Dataset records
****************************************

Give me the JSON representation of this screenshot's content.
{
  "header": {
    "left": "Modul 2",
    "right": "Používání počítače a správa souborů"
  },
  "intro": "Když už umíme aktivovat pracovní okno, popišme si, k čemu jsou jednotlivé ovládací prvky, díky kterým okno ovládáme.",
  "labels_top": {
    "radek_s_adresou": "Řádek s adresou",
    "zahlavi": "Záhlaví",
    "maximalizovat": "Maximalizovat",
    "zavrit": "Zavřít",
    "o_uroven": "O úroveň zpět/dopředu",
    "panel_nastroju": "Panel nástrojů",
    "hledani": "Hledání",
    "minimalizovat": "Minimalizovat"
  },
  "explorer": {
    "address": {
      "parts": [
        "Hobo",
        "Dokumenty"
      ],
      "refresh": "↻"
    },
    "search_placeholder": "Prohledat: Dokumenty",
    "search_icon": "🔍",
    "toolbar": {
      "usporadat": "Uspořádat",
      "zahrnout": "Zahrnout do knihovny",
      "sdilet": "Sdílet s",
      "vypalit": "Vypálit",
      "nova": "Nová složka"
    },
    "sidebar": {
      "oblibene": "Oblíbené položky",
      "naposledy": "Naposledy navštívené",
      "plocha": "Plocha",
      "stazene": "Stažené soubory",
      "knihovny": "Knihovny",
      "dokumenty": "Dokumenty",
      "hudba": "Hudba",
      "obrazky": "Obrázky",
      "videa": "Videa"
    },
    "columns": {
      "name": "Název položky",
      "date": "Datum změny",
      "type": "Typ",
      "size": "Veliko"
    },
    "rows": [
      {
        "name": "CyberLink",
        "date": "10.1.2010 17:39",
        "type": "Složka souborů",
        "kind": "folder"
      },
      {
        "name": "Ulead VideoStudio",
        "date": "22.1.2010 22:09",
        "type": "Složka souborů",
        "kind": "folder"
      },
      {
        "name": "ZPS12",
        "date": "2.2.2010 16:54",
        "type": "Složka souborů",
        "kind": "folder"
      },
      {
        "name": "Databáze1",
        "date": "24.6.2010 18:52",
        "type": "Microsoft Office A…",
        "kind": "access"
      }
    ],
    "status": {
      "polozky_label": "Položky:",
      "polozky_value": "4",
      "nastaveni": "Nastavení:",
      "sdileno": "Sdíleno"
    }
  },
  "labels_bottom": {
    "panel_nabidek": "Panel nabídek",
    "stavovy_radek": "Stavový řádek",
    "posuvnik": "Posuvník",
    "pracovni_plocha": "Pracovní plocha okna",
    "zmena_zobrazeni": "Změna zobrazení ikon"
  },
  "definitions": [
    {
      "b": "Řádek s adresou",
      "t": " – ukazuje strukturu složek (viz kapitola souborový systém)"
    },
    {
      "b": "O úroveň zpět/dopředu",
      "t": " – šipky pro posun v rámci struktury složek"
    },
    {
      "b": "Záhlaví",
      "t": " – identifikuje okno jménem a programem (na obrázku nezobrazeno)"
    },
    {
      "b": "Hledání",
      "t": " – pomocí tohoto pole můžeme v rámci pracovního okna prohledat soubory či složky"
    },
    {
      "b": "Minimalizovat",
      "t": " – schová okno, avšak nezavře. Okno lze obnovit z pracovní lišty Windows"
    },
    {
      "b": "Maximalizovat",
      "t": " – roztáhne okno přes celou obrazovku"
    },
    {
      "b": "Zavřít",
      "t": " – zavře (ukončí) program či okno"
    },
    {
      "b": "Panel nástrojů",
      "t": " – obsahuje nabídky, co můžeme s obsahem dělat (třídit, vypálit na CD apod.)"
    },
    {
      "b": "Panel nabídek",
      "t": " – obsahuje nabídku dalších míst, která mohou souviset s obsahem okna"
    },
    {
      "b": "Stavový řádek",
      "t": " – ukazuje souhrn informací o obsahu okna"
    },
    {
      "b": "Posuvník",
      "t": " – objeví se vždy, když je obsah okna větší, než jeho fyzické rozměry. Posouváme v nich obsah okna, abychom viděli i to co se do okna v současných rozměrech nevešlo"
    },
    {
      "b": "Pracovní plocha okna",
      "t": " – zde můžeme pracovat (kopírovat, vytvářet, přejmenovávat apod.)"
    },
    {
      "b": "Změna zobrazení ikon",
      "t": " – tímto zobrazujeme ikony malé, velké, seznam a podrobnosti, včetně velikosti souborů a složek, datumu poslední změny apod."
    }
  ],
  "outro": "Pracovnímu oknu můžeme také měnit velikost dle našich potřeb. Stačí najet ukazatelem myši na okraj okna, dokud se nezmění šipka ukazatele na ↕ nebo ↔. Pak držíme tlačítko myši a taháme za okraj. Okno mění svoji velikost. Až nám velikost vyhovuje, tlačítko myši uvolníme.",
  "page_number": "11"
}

****************************************

EXERCISE GOAL >>
Where a line above holds the string "zobrazení", show that line.

ANSWER TO THE EXERCISE >>
    "zmena_zobrazeni": "Změna zobrazení ikon"
      "b": "Změna zobrazení ikon",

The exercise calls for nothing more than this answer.